## Task to carry out
Repeat the listing exactly as given, omitting every image.

───── Working data ─────

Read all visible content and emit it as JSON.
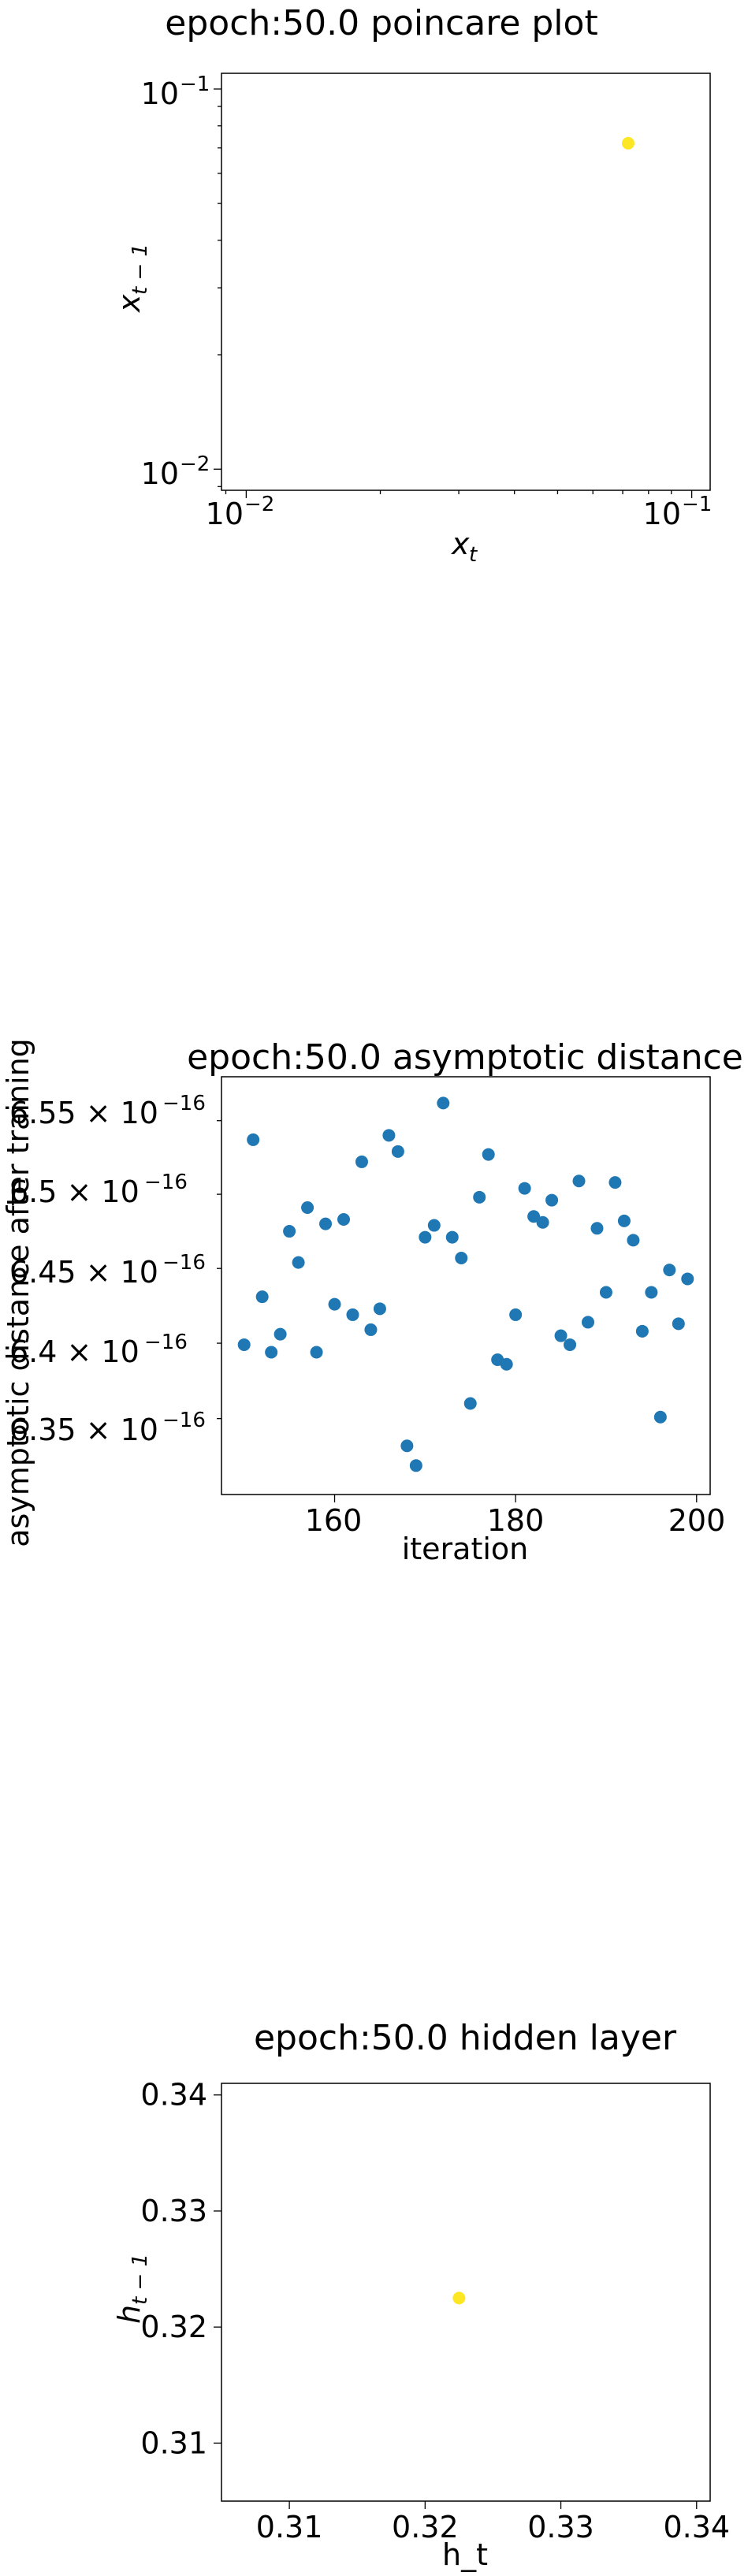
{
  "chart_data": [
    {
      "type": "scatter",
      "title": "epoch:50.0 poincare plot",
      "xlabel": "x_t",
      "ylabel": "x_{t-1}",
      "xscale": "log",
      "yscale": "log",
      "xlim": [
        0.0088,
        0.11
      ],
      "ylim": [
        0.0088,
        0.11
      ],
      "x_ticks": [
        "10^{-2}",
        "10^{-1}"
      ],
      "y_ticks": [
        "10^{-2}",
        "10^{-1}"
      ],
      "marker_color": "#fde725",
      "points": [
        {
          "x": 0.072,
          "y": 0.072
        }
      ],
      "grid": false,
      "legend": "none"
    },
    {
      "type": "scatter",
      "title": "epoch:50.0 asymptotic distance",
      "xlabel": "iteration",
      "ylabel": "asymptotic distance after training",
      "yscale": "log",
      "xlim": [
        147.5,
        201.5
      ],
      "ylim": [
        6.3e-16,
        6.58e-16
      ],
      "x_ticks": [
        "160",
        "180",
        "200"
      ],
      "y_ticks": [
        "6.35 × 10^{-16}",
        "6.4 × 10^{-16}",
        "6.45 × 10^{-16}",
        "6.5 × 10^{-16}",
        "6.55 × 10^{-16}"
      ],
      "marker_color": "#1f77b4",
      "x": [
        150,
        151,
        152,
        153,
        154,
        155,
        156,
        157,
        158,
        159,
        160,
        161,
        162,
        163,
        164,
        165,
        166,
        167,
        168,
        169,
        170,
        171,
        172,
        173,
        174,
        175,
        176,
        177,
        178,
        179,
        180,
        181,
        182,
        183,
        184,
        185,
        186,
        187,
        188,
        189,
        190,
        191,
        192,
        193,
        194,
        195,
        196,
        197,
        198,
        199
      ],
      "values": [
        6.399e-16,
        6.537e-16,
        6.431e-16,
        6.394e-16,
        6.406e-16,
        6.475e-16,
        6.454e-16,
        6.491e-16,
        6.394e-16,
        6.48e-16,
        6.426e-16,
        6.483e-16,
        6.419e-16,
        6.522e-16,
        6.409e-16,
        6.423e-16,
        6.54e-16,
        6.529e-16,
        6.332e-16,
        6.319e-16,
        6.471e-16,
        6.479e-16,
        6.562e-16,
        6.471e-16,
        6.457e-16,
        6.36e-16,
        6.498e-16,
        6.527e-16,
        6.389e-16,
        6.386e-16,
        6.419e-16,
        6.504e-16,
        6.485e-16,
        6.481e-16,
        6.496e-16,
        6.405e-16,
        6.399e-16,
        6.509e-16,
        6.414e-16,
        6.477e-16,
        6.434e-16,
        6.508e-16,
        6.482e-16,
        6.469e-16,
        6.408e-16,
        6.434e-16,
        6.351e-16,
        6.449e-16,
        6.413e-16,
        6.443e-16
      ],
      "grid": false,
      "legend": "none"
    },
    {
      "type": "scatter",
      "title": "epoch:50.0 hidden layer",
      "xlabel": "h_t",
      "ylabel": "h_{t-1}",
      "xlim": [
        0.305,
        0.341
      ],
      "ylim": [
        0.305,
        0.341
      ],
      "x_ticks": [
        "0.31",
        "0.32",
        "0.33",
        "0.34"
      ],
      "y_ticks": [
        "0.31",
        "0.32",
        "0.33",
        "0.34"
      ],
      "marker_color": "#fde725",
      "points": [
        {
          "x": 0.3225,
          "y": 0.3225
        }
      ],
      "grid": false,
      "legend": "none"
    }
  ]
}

─────

## Exercise output
Read all visible content and emit it as JSON.
{
  "chart_data": [
    {
      "type": "scatter",
      "title": "epoch:50.0 poincare plot",
      "xlabel": "x_t",
      "ylabel": "x_{t-1}",
      "xscale": "log",
      "yscale": "log",
      "xlim": [
        0.0088,
        0.11
      ],
      "ylim": [
        0.0088,
        0.11
      ],
      "x_ticks": [
        "10^{-2}",
        "10^{-1}"
      ],
      "y_ticks": [
        "10^{-2}",
        "10^{-1}"
      ],
      "marker_color": "#fde725",
      "points": [
        {
          "x": 0.072,
          "y": 0.072
        }
      ],
      "grid": false,
      "legend": "none"
    },
    {
      "type": "scatter",
      "title": "epoch:50.0 asymptotic distance",
      "xlabel": "iteration",
      "ylabel": "asymptotic distance after training",
      "yscale": "log",
      "xlim": [
        147.5,
        201.5
      ],
      "ylim": [
        6.3e-16,
        6.58e-16
      ],
      "x_ticks": [
        "160",
        "180",
        "200"
      ],
      "y_ticks": [
        "6.35 × 10^{-16}",
        "6.4 × 10^{-16}",
        "6.45 × 10^{-16}",
        "6.5 × 10^{-16}",
        "6.55 × 10^{-16}"
      ],
      "marker_color": "#1f77b4",
      "x": [
        150,
        151,
        152,
        153,
        154,
        155,
        156,
        157,
        158,
        159,
        160,
        161,
        162,
        163,
        164,
        165,
        166,
        167,
        168,
        169,
        170,
        171,
        172,
        173,
        174,
        175,
        176,
        177,
        178,
        179,
        180,
        181,
        182,
        183,
        184,
        185,
        186,
        187,
        188,
        189,
        190,
        191,
        192,
        193,
        194,
        195,
        196,
        197,
        198,
        199
      ],
      "values": [
        6.399e-16,
        6.537e-16,
        6.431e-16,
        6.394e-16,
        6.406e-16,
        6.475e-16,
        6.454e-16,
        6.491e-16,
        6.394e-16,
        6.48e-16,
        6.426e-16,
        6.483e-16,
        6.419e-16,
        6.522e-16,
        6.409e-16,
        6.423e-16,
        6.54e-16,
        6.529e-16,
        6.332e-16,
        6.319e-16,
        6.471e-16,
        6.479e-16,
        6.562e-16,
        6.471e-16,
        6.457e-16,
        6.36e-16,
        6.498e-16,
        6.527e-16,
        6.389e-16,
        6.386e-16,
        6.419e-16,
        6.504e-16,
        6.485e-16,
        6.481e-16,
        6.496e-16,
        6.405e-16,
        6.399e-16,
        6.509e-16,
        6.414e-16,
        6.477e-16,
        6.434e-16,
        6.508e-16,
        6.482e-16,
        6.469e-16,
        6.408e-16,
        6.434e-16,
        6.351e-16,
        6.449e-16,
        6.413e-16,
        6.443e-16
      ],
      "grid": false,
      "legend": "none"
    },
    {
      "type": "scatter",
      "title": "epoch:50.0 hidden layer",
      "xlabel": "h_t",
      "ylabel": "h_{t-1}",
      "xlim": [
        0.305,
        0.341
      ],
      "ylim": [
        0.305,
        0.341
      ],
      "x_ticks": [
        "0.31",
        "0.32",
        "0.33",
        "0.34"
      ],
      "y_ticks": [
        "0.31",
        "0.32",
        "0.33",
        "0.34"
      ],
      "marker_color": "#fde725",
      "points": [
        {
          "x": 0.3225,
          "y": 0.3225
        }
      ],
      "grid": false,
      "legend": "none"
    }
  ]
}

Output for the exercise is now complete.